_Source material_:
===

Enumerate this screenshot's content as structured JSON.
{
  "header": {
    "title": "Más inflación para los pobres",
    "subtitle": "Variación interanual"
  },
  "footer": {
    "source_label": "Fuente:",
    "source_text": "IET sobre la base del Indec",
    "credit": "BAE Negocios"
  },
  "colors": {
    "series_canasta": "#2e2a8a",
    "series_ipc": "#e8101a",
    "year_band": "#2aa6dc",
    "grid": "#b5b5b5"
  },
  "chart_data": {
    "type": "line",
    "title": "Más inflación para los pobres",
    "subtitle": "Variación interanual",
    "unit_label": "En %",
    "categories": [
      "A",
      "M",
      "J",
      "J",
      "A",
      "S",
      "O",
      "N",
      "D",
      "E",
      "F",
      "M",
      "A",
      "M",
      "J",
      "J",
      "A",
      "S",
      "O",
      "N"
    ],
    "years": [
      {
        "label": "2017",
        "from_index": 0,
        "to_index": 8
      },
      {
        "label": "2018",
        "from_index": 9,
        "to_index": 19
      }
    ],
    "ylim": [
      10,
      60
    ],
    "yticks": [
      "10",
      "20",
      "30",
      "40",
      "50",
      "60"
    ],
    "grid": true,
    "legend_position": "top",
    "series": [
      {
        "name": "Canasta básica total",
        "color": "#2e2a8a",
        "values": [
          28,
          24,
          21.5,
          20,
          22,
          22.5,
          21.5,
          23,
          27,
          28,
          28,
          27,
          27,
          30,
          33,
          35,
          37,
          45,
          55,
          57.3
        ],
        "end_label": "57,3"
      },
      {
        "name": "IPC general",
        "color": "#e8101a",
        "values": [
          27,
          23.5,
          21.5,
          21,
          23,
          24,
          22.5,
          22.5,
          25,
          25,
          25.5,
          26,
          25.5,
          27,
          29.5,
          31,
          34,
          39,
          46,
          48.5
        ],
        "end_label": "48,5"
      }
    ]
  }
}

===

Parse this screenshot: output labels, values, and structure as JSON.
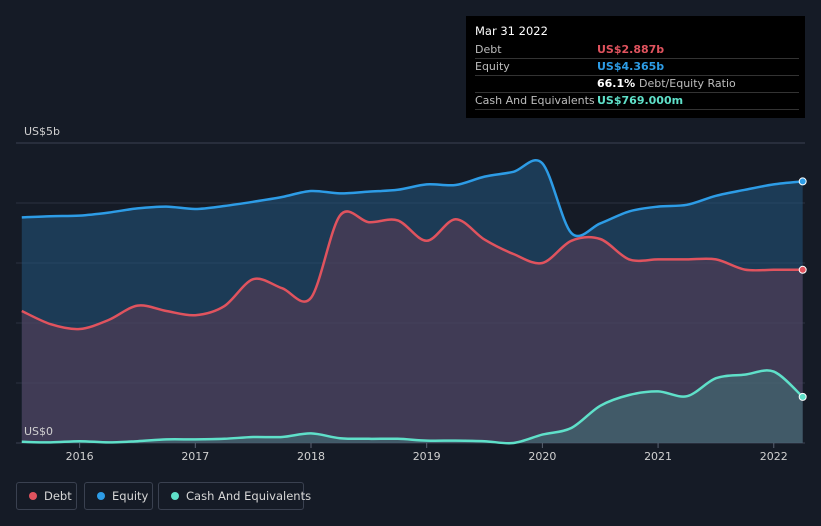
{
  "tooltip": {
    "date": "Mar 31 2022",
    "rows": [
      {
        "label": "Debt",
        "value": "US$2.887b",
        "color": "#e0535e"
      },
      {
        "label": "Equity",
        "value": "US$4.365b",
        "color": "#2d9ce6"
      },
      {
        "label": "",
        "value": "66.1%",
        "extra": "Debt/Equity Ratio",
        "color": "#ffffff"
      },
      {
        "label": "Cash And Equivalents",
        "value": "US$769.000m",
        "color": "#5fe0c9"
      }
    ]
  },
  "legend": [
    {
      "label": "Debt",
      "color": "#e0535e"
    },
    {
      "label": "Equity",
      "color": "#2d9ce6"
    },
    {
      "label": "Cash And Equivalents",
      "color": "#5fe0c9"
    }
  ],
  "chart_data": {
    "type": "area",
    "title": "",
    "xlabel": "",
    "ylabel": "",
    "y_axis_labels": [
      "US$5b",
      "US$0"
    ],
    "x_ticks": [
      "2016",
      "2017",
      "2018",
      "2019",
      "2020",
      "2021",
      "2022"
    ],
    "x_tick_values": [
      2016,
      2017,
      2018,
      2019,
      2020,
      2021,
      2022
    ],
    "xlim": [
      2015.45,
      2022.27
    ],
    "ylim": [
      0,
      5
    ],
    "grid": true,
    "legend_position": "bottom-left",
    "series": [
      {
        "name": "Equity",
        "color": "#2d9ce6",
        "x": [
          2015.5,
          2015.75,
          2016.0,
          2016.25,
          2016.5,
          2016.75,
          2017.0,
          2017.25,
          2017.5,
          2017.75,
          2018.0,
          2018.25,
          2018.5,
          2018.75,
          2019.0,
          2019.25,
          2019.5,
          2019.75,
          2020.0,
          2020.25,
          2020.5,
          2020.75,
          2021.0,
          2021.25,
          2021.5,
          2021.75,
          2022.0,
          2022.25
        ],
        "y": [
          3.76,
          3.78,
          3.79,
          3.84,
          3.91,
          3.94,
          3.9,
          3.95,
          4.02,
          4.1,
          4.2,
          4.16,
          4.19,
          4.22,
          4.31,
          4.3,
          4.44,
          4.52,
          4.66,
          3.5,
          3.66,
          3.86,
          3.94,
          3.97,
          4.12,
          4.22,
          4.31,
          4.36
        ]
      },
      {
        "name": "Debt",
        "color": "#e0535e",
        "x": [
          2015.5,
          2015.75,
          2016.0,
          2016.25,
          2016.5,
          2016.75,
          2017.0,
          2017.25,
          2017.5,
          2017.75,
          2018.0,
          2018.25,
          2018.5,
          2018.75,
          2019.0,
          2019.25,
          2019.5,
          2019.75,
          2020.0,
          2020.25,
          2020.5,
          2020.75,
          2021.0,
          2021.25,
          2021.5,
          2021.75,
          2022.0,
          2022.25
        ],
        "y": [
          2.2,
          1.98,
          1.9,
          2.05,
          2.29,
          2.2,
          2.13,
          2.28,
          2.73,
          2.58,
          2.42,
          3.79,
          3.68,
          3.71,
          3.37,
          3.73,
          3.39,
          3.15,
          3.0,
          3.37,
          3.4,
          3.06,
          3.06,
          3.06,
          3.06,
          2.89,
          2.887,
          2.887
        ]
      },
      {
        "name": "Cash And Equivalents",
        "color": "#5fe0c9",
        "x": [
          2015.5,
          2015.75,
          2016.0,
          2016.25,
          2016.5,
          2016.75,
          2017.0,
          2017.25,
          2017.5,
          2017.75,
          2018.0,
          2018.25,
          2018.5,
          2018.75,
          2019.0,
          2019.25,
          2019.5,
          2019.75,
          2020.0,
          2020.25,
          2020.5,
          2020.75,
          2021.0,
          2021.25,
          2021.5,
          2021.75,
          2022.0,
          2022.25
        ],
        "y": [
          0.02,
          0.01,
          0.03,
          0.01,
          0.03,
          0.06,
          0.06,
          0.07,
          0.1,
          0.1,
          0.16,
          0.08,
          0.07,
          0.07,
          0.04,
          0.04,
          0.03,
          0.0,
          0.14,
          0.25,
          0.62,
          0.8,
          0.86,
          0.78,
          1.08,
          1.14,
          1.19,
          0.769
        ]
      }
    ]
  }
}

===

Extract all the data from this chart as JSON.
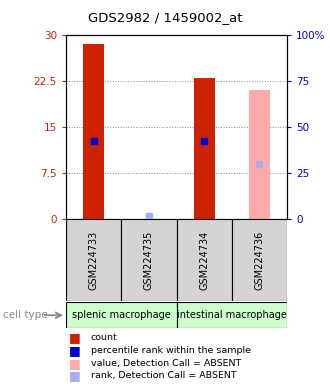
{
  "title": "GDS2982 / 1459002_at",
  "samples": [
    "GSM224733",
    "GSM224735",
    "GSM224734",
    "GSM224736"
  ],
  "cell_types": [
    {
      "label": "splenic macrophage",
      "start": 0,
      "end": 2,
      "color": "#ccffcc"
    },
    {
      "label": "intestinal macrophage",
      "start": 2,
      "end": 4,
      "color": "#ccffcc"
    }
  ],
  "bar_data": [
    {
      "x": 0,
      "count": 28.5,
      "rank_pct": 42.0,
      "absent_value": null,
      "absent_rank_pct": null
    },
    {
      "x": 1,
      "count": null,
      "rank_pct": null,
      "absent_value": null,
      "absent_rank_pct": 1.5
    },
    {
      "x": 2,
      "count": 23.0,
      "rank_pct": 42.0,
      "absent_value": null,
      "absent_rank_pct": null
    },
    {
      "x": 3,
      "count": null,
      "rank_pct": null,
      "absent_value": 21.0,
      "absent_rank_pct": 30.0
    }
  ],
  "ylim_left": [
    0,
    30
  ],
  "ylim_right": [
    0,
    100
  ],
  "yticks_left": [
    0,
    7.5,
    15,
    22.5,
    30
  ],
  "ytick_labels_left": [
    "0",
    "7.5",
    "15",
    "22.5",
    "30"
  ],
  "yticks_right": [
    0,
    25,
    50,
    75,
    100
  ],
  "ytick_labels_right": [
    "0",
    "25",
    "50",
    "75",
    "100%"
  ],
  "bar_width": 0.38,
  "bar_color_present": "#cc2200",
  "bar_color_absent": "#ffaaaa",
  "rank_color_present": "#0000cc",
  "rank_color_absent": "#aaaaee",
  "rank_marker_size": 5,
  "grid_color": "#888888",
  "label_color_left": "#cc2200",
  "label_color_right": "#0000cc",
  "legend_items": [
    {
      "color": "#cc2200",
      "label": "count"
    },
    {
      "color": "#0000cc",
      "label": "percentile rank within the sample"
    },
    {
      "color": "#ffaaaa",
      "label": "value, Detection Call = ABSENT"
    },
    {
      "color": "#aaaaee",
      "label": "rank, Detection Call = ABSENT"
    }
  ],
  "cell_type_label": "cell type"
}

===

_Your task_: Only the number is wanted: count the lines of the records that hold the word "macrophage".

_Exercise answer_: 2